DATA SUPPLIED
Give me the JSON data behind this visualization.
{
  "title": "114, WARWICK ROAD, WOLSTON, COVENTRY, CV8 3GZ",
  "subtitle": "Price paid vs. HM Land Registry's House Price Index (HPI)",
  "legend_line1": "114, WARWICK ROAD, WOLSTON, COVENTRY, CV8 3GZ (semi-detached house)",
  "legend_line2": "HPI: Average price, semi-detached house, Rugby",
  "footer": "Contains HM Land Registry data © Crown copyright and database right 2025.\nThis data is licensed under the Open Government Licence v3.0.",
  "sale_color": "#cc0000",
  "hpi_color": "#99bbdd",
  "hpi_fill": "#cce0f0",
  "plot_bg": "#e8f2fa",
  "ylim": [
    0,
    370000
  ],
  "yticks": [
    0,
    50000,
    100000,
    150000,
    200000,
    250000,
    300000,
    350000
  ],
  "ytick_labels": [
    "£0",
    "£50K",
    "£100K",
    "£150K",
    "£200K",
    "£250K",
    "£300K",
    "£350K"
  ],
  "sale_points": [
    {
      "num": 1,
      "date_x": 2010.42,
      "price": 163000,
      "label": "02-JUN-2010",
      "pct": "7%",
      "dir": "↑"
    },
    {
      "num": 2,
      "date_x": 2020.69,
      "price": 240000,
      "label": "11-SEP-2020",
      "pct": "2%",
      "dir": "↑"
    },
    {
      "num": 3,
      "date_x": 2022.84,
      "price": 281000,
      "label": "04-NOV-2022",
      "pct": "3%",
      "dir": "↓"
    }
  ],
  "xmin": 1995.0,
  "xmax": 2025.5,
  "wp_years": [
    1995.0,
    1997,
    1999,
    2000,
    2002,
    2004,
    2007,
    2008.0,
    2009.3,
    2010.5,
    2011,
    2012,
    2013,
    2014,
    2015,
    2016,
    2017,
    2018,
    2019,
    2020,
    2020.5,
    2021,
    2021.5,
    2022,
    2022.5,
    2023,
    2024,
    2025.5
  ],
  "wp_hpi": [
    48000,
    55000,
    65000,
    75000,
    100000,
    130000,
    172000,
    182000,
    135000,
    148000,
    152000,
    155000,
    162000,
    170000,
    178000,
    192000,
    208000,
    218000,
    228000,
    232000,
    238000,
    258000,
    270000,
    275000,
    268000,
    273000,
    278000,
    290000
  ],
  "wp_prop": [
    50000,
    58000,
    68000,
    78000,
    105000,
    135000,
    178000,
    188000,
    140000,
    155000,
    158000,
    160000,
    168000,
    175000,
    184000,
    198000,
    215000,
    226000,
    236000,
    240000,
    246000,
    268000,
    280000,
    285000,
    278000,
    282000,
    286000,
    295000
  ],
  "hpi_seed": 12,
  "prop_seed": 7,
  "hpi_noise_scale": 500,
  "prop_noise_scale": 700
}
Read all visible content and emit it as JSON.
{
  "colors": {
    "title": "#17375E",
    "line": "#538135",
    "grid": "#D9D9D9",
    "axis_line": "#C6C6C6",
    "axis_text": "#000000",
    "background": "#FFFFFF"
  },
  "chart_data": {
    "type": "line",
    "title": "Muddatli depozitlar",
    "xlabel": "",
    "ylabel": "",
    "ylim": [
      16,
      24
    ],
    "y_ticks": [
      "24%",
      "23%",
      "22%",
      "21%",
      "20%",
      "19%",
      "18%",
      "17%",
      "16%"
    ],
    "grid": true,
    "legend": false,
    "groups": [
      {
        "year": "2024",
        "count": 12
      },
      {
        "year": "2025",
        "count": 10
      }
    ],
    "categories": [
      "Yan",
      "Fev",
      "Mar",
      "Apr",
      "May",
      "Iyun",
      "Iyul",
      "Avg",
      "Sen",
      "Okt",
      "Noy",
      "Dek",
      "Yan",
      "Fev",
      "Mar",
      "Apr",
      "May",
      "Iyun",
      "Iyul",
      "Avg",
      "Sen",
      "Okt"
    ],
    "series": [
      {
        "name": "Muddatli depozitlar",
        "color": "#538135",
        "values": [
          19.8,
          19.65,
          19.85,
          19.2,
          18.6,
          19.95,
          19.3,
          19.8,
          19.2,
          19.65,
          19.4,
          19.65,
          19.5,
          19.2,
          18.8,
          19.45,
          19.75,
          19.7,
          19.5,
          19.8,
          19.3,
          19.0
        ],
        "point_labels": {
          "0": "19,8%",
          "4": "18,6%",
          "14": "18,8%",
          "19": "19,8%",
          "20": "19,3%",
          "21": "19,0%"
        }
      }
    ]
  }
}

WORK TO DO
Go through the material above and copy each line that has the word "Registry".

EXPECTED OUTPUT
  "subtitle": "Price paid vs. HM Land Registry's House Price Index (HPI)",
  "footer": "Contains HM Land Registry data © Crown copyright and database right 2025.\nThis data is licensed under the Open Government Licence v3.0.",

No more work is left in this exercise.